Short exercise: Copy all of the records below verbatim.

** start of Data lines **

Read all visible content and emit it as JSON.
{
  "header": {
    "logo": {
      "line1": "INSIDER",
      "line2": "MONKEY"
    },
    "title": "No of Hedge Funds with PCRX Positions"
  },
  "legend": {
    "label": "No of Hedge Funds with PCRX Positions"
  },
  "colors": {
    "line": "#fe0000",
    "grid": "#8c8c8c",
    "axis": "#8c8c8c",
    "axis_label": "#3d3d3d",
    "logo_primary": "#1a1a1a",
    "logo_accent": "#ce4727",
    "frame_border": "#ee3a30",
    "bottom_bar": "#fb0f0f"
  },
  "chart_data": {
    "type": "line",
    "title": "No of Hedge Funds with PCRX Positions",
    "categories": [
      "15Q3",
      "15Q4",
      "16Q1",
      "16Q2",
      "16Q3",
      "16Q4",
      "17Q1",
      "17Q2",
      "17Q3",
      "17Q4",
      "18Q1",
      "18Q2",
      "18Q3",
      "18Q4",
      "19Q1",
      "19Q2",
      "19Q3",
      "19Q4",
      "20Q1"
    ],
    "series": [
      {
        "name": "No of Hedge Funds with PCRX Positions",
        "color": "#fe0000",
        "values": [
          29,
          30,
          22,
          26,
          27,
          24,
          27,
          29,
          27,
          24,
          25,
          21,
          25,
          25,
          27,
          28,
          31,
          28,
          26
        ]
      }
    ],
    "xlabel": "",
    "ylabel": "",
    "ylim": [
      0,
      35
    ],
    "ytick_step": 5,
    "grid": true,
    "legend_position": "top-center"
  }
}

** end of Data lines **

Complete response:
Read all visible content and emit it as JSON.
{
  "header": {
    "logo": {
      "line1": "INSIDER",
      "line2": "MONKEY"
    },
    "title": "No of Hedge Funds with PCRX Positions"
  },
  "legend": {
    "label": "No of Hedge Funds with PCRX Positions"
  },
  "colors": {
    "line": "#fe0000",
    "grid": "#8c8c8c",
    "axis": "#8c8c8c",
    "axis_label": "#3d3d3d",
    "logo_primary": "#1a1a1a",
    "logo_accent": "#ce4727",
    "frame_border": "#ee3a30",
    "bottom_bar": "#fb0f0f"
  },
  "chart_data": {
    "type": "line",
    "title": "No of Hedge Funds with PCRX Positions",
    "categories": [
      "15Q3",
      "15Q4",
      "16Q1",
      "16Q2",
      "16Q3",
      "16Q4",
      "17Q1",
      "17Q2",
      "17Q3",
      "17Q4",
      "18Q1",
      "18Q2",
      "18Q3",
      "18Q4",
      "19Q1",
      "19Q2",
      "19Q3",
      "19Q4",
      "20Q1"
    ],
    "series": [
      {
        "name": "No of Hedge Funds with PCRX Positions",
        "color": "#fe0000",
        "values": [
          29,
          30,
          22,
          26,
          27,
          24,
          27,
          29,
          27,
          24,
          25,
          21,
          25,
          25,
          27,
          28,
          31,
          28,
          26
        ]
      }
    ],
    "xlabel": "",
    "ylabel": "",
    "ylim": [
      0,
      35
    ],
    "ytick_step": 5,
    "grid": true,
    "legend_position": "top-center"
  }
}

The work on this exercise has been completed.